- What is being asked:
From the material below, list every line containing "JSON".

- Supplied material:
##############################
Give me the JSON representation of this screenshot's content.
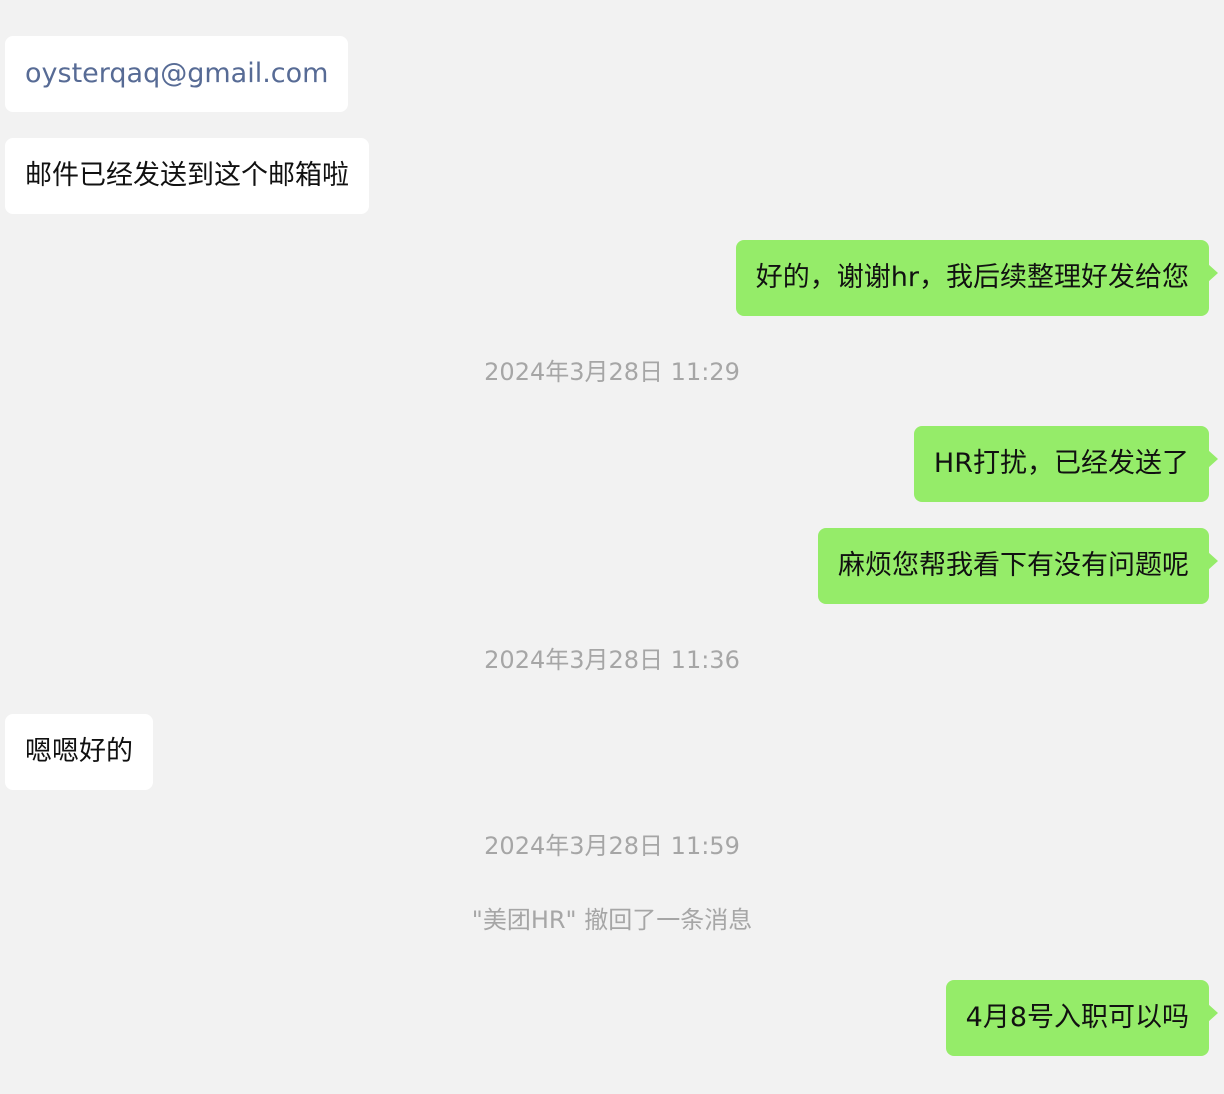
{
  "messages": [
    {
      "type": "incoming",
      "text": "oysterqaq@gmail.com",
      "is_link": true
    },
    {
      "type": "incoming",
      "text": "邮件已经发送到这个邮箱啦"
    },
    {
      "type": "outgoing",
      "text": "好的，谢谢hr，我后续整理好发给您"
    },
    {
      "type": "timestamp",
      "text": "2024年3月28日 11:29"
    },
    {
      "type": "outgoing",
      "text": "HR打扰，已经发送了"
    },
    {
      "type": "outgoing",
      "text": "麻烦您帮我看下有没有问题呢"
    },
    {
      "type": "timestamp",
      "text": "2024年3月28日 11:36"
    },
    {
      "type": "incoming",
      "text": "嗯嗯好的"
    },
    {
      "type": "timestamp",
      "text": "2024年3月28日 11:59"
    },
    {
      "type": "system",
      "text": "\"美团HR\" 撤回了一条消息"
    },
    {
      "type": "outgoing",
      "text": "4月8号入职可以吗"
    }
  ],
  "colors": {
    "background": "#f2f2f2",
    "incoming_bubble": "#ffffff",
    "outgoing_bubble": "#95ec69",
    "link_text": "#576b95",
    "system_text": "#a6a6a6"
  }
}
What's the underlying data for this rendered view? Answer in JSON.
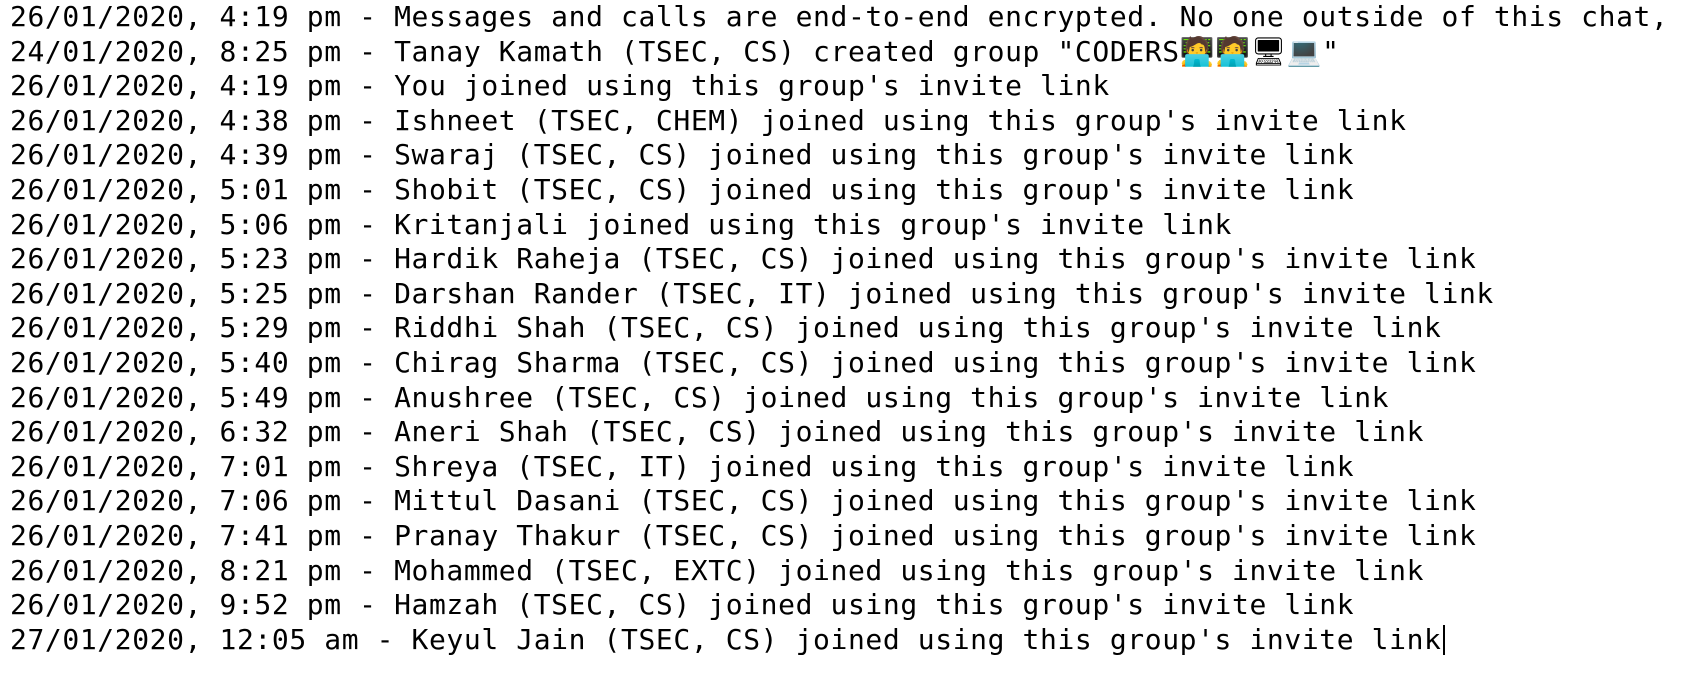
##############################
- The response:
Give me the JSON representation of this screenshot's content.
What's the underlying data for this rendered view? Answer in JSON.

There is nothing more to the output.